------ ENTRIES SHOWN

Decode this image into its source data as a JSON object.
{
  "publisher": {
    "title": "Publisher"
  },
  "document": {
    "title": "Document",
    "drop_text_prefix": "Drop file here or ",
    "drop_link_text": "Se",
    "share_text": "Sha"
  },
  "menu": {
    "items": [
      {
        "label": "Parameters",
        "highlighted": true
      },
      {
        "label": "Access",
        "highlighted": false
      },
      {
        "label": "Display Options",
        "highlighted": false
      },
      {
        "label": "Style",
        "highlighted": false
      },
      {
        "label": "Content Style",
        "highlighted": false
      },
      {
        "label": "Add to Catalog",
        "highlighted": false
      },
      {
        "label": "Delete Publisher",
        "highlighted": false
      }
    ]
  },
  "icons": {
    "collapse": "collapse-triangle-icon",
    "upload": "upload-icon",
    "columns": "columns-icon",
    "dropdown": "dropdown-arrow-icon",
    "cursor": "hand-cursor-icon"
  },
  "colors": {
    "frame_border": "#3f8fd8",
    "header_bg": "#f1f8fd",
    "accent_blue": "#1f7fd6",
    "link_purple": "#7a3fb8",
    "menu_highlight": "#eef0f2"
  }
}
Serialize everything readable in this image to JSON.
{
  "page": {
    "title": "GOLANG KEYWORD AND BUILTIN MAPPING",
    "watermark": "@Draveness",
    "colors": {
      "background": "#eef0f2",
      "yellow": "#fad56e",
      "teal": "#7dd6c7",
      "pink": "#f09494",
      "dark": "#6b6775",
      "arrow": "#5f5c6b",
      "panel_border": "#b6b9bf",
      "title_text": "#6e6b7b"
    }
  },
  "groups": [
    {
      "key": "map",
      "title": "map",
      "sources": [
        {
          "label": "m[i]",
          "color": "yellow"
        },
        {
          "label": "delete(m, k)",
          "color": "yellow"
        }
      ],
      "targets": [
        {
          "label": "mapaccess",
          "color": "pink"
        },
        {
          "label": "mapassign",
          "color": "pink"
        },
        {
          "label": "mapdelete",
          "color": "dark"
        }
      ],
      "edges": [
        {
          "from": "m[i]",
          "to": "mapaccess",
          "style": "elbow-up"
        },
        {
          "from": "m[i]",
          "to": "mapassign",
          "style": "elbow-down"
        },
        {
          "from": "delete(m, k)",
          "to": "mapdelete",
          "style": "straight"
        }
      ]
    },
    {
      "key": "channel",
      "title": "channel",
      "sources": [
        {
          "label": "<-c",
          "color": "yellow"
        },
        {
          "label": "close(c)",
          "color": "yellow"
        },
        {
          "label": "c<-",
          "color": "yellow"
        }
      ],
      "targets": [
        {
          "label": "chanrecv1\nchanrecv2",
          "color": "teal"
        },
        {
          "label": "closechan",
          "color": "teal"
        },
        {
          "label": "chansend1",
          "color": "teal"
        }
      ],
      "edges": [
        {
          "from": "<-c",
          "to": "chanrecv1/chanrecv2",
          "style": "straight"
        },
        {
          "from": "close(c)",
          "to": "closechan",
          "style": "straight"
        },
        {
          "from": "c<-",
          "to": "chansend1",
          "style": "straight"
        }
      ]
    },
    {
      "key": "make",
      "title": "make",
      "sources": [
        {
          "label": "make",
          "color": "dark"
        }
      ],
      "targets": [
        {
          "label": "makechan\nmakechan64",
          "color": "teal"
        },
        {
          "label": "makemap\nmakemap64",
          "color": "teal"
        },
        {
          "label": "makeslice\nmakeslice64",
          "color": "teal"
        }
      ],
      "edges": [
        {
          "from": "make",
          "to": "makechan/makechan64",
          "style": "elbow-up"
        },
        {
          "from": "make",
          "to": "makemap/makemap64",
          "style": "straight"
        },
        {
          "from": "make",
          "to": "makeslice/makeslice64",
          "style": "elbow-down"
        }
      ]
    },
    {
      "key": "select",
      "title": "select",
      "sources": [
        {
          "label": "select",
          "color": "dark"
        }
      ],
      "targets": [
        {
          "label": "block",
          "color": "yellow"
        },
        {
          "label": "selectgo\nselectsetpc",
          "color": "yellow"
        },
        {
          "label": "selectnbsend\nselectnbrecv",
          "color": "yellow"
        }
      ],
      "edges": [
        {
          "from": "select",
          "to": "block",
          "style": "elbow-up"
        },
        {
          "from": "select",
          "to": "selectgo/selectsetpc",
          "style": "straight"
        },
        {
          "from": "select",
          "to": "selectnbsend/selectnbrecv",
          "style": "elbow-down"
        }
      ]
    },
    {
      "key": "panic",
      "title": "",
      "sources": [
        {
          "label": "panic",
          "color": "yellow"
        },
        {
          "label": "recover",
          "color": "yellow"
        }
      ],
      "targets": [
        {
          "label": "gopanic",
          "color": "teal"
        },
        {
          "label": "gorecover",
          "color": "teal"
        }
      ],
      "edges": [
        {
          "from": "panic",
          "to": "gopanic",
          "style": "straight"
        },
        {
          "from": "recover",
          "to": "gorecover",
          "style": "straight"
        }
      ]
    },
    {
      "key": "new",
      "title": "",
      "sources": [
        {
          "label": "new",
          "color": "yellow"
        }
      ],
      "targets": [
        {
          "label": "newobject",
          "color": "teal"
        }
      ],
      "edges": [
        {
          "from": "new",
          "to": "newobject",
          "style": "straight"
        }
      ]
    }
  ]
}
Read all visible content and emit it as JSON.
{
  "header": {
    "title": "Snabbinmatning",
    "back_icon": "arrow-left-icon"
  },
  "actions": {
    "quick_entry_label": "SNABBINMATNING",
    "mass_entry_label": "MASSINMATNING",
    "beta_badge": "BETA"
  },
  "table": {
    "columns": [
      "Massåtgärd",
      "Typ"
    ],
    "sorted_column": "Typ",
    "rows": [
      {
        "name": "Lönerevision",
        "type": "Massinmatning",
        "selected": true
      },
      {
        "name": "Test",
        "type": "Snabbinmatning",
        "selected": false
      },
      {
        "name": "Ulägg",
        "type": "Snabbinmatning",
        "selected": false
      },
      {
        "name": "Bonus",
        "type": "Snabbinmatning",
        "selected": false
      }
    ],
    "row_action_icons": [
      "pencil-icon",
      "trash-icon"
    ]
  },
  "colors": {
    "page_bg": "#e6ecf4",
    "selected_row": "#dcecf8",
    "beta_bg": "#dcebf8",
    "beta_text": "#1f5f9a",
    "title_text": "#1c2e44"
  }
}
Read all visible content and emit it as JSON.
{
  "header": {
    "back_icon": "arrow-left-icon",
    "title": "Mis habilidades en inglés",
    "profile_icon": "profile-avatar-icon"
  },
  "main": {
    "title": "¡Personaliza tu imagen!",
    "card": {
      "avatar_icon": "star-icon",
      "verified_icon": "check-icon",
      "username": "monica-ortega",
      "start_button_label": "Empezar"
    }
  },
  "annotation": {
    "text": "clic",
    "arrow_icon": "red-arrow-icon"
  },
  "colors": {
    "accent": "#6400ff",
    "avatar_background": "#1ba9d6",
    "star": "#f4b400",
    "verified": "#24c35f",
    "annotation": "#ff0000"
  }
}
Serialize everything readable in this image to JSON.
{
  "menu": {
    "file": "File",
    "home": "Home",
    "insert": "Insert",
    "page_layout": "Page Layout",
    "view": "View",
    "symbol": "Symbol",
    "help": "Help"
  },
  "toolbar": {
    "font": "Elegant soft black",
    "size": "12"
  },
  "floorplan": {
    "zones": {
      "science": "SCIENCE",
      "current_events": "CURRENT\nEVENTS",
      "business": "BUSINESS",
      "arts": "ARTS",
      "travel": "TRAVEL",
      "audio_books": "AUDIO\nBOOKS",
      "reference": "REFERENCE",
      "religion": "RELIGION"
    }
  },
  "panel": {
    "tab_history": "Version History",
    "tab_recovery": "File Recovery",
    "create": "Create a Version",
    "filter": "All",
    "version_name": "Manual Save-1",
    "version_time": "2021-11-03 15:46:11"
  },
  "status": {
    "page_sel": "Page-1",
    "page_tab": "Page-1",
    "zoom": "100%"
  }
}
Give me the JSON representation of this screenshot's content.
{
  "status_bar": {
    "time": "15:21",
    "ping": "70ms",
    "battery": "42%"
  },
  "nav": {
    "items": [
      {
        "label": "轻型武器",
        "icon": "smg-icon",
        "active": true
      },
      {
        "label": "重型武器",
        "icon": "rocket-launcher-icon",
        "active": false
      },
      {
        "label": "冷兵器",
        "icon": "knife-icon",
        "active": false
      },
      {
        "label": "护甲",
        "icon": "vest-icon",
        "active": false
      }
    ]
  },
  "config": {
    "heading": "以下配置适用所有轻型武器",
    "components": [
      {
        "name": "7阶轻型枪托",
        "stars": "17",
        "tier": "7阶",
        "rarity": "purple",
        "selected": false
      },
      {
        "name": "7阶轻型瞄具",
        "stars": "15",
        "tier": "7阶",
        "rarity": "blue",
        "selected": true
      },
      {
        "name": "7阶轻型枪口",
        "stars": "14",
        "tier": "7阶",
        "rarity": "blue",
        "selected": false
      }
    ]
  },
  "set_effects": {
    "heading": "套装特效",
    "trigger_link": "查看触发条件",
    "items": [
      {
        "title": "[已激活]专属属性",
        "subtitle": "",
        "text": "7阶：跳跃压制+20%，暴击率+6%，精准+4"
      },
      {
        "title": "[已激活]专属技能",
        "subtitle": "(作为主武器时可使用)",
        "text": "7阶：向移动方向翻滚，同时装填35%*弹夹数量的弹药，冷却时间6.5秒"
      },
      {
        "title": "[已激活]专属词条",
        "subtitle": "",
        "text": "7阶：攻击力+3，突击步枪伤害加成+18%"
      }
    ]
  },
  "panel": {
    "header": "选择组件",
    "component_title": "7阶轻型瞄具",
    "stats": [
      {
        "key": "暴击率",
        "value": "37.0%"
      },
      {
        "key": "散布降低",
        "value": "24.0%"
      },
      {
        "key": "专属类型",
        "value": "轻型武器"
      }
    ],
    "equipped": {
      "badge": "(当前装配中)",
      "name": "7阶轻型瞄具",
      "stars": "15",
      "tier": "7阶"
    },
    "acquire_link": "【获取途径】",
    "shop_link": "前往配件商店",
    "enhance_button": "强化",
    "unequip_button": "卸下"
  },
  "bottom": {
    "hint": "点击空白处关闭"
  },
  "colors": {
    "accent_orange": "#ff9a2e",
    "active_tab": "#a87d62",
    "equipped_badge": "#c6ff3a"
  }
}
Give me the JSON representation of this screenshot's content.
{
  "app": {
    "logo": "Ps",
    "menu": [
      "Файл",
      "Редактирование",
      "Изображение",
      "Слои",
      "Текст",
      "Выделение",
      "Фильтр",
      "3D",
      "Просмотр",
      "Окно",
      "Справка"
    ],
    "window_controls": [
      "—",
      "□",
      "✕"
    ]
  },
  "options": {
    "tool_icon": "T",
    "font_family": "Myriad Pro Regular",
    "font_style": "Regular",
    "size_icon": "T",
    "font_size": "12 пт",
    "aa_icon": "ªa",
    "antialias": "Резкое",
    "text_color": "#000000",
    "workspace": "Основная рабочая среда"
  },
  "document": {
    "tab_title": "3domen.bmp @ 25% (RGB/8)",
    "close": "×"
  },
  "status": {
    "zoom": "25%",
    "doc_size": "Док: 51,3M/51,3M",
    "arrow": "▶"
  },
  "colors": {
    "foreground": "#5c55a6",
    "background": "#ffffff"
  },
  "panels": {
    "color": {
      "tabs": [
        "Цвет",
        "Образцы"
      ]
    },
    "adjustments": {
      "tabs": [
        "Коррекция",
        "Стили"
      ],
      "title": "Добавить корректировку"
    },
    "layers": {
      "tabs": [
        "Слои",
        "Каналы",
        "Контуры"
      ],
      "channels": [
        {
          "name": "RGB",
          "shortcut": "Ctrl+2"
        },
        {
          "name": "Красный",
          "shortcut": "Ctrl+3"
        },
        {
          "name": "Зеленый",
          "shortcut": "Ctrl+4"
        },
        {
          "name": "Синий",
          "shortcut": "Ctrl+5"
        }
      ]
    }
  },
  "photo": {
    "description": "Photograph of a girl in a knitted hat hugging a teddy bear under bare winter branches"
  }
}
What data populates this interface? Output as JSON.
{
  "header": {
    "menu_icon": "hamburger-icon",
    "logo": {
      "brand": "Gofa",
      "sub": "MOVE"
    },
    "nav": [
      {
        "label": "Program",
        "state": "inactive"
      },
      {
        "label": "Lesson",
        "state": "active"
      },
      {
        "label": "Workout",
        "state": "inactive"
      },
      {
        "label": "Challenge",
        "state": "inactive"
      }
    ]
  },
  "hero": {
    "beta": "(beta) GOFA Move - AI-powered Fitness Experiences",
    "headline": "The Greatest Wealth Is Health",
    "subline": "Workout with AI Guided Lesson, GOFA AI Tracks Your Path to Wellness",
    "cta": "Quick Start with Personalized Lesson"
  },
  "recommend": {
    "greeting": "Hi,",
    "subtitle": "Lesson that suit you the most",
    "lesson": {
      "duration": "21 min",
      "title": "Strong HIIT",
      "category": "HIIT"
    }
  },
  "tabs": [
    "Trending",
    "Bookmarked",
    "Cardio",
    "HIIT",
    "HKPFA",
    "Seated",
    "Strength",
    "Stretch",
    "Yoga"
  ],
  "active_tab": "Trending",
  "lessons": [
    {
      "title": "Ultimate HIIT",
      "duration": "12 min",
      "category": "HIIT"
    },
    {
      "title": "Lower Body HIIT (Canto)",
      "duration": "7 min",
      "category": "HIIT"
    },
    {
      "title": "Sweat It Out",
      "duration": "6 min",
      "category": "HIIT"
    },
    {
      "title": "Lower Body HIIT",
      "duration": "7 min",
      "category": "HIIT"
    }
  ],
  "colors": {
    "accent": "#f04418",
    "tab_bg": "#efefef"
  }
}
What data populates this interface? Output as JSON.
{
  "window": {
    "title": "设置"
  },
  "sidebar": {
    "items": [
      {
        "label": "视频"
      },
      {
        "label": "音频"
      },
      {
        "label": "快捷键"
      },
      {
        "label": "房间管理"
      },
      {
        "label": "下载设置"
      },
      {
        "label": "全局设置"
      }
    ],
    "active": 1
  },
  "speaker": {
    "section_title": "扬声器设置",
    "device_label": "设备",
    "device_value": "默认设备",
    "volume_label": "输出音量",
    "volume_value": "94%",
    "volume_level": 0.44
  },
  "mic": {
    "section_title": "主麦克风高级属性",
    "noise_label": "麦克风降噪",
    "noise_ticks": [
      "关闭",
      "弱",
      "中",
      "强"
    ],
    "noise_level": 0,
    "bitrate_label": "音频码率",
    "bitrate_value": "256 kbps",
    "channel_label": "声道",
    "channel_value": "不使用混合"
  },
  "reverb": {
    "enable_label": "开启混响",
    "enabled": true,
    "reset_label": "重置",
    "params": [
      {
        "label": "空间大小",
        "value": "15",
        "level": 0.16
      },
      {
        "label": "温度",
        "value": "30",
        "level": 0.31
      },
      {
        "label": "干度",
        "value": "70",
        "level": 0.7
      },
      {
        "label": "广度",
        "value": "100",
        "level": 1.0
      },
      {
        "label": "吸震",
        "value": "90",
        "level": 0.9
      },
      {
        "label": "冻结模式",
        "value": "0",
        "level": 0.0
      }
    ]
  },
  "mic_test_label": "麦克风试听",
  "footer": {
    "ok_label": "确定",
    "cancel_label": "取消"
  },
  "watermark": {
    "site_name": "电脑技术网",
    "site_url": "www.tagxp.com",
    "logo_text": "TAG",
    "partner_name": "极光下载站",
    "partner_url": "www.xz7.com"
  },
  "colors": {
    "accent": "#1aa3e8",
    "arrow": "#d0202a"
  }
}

------------

**GOAL OF THE EXERCISE:** Make a copy of each line that contains the string "arrow".

**ANSWER BELOW:**
    "dropdown": "dropdown-arrow-icon",
      "arrow": "#5f5c6b",
    "back_icon": "arrow-left-icon"
    "back_icon": "arrow-left-icon",
    "arrow_icon": "red-arrow-icon"
    "arrow": "▶"
    "arrow": "#d0202a"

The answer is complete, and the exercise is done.